# WHAT NEEDS TO BE DONE
What follows is a set of entries. Repeat them exactly, but not their pictures.

--- BEGIN RECORDED INFORMATION ---

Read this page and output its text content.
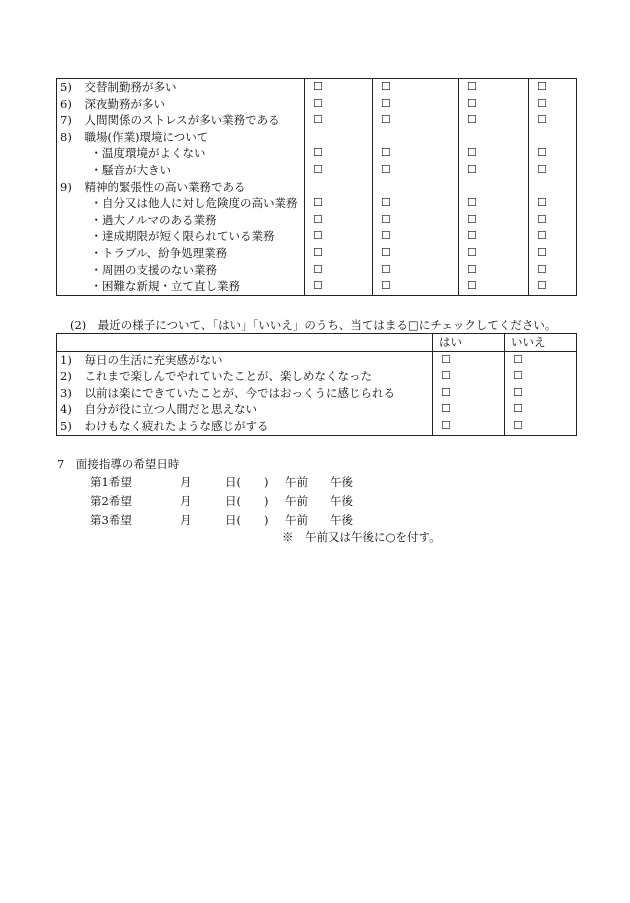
5)	交替制勤務が多い	☐	☐	☐	☐
6)	深夜勤務が多い	☐	☐	☐	☐
7)	人間関係のストレスが多い業務である	☐	☐	☐	☐
8)	職場(作業)環境について				
	・温度環境がよくない	☐	☐	☐	☐
	・騒音が大きい	☐	☐	☐	☐
9)	精神的緊張性の高い業務である				
	・自分又は他人に対し危険度の高い業務	☐	☐	☐	☐
	・過大ノルマのある業務	☐	☐	☐	☐
	・達成期限が短く限られている業務	☐	☐	☐	☐
	・トラブル、紛争処理業務	☐	☐	☐	☐
	・周囲の支援のない業務	☐	☐	☐	☐
	・困難な新規・立て直し業務	☐	☐	☐	☐
(2)　最近の様子について、「はい」「いいえ」のうち、当てはまる□にチェックしてください。
		はい	いいえ
1)	毎日の生活に充実感がない	☐	☐
2)	これまで楽しんでやれていたことが、楽しめなくなった	☐	☐
3)	以前は楽にできていたことが、今ではおっくうに感じられる	☐	☐
4)	自分が役に立つ人間だと思えない	☐	☐
5)	わけもなく疲れたような感じがする	☐	☐
7　面接指導の希望日時
第1希望	月	日( ) 午前 午後
第2希望	月	日( ) 午前 午後
第3希望	月	日( ) 午前 午後
※　午前又は午後に○を付す。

--- END RECORDED INFORMATION ---

# RESULT OF THE TASK
Read this page and output its text content.
5)	交替制勤務が多い	☐	☐	☐	☐
6)	深夜勤務が多い	☐	☐	☐	☐
7)	人間関係のストレスが多い業務である	☐	☐	☐	☐
8)	職場(作業)環境について				
	・温度環境がよくない	☐	☐	☐	☐
	・騒音が大きい	☐	☐	☐	☐
9)	精神的緊張性の高い業務である				
	・自分又は他人に対し危険度の高い業務	☐	☐	☐	☐
	・過大ノルマのある業務	☐	☐	☐	☐
	・達成期限が短く限られている業務	☐	☐	☐	☐
	・トラブル、紛争処理業務	☐	☐	☐	☐
	・周囲の支援のない業務	☐	☐	☐	☐
	・困難な新規・立て直し業務	☐	☐	☐	☐
(2)　最近の様子について、「はい」「いいえ」のうち、当てはまる□にチェックしてください。
		はい	いいえ
1)	毎日の生活に充実感がない	☐	☐
2)	これまで楽しんでやれていたことが、楽しめなくなった	☐	☐
3)	以前は楽にできていたことが、今ではおっくうに感じられる	☐	☐
4)	自分が役に立つ人間だと思えない	☐	☐
5)	わけもなく疲れたような感じがする	☐	☐
7　面接指導の希望日時
第1希望	月	日( ) 午前 午後
第2希望	月	日( ) 午前 午後
第3希望	月	日( ) 午前 午後
※　午前又は午後に○を付す。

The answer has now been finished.